(Stored records)

┄┄┄┄┄┄┄┄┄┄

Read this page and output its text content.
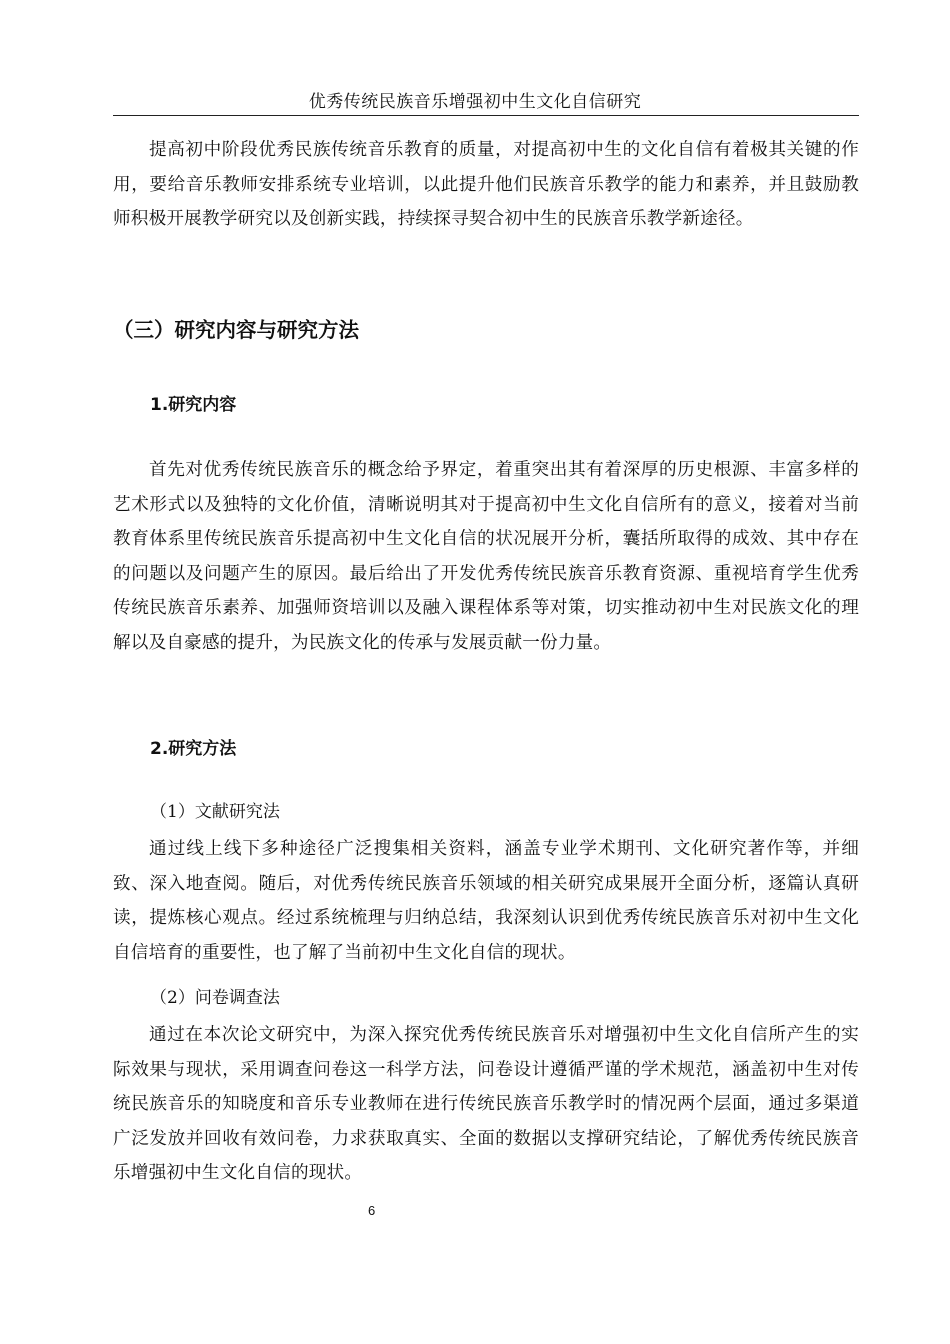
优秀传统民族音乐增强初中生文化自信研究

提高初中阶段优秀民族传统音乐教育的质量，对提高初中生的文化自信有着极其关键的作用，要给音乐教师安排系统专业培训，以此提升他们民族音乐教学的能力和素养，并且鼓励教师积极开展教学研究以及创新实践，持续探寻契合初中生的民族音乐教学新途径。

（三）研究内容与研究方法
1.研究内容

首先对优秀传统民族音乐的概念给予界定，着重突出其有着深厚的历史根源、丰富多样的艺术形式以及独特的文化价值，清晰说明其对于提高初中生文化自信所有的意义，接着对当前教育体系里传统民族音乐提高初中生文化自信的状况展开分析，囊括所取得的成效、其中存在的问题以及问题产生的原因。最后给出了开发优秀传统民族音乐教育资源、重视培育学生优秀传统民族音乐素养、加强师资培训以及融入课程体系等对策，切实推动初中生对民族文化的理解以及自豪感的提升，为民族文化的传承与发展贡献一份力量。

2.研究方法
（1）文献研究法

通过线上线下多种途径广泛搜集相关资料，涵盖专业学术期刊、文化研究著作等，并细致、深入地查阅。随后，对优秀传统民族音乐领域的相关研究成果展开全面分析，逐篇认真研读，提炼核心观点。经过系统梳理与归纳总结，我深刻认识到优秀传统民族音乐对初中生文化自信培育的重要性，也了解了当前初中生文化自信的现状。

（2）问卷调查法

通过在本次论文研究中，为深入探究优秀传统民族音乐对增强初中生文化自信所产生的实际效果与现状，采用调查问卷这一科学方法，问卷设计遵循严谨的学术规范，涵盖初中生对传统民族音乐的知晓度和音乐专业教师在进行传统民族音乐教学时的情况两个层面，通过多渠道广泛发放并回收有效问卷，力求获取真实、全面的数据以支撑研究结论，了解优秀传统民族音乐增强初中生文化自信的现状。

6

┄┄┄┄┄┄┄┄┄┄

_Aim of the task_
Leaving the pictures aside, transcribe the entire listing exactly.

_Expected output_
Read this page and output its text content.
优秀传统民族音乐增强初中生文化自信研究

提高初中阶段优秀民族传统音乐教育的质量，对提高初中生的文化自信有着极其关键的作用，要给音乐教师安排系统专业培训，以此提升他们民族音乐教学的能力和素养，并且鼓励教师积极开展教学研究以及创新实践，持续探寻契合初中生的民族音乐教学新途径。

（三）研究内容与研究方法
1.研究内容

首先对优秀传统民族音乐的概念给予界定，着重突出其有着深厚的历史根源、丰富多样的艺术形式以及独特的文化价值，清晰说明其对于提高初中生文化自信所有的意义，接着对当前教育体系里传统民族音乐提高初中生文化自信的状况展开分析，囊括所取得的成效、其中存在的问题以及问题产生的原因。最后给出了开发优秀传统民族音乐教育资源、重视培育学生优秀传统民族音乐素养、加强师资培训以及融入课程体系等对策，切实推动初中生对民族文化的理解以及自豪感的提升，为民族文化的传承与发展贡献一份力量。

2.研究方法
（1）文献研究法

通过线上线下多种途径广泛搜集相关资料，涵盖专业学术期刊、文化研究著作等，并细致、深入地查阅。随后，对优秀传统民族音乐领域的相关研究成果展开全面分析，逐篇认真研读，提炼核心观点。经过系统梳理与归纳总结，我深刻认识到优秀传统民族音乐对初中生文化自信培育的重要性，也了解了当前初中生文化自信的现状。

（2）问卷调查法

通过在本次论文研究中，为深入探究优秀传统民族音乐对增强初中生文化自信所产生的实际效果与现状，采用调查问卷这一科学方法，问卷设计遵循严谨的学术规范，涵盖初中生对传统民族音乐的知晓度和音乐专业教师在进行传统民族音乐教学时的情况两个层面，通过多渠道广泛发放并回收有效问卷，力求获取真实、全面的数据以支撑研究结论，了解优秀传统民族音乐增强初中生文化自信的现状。

6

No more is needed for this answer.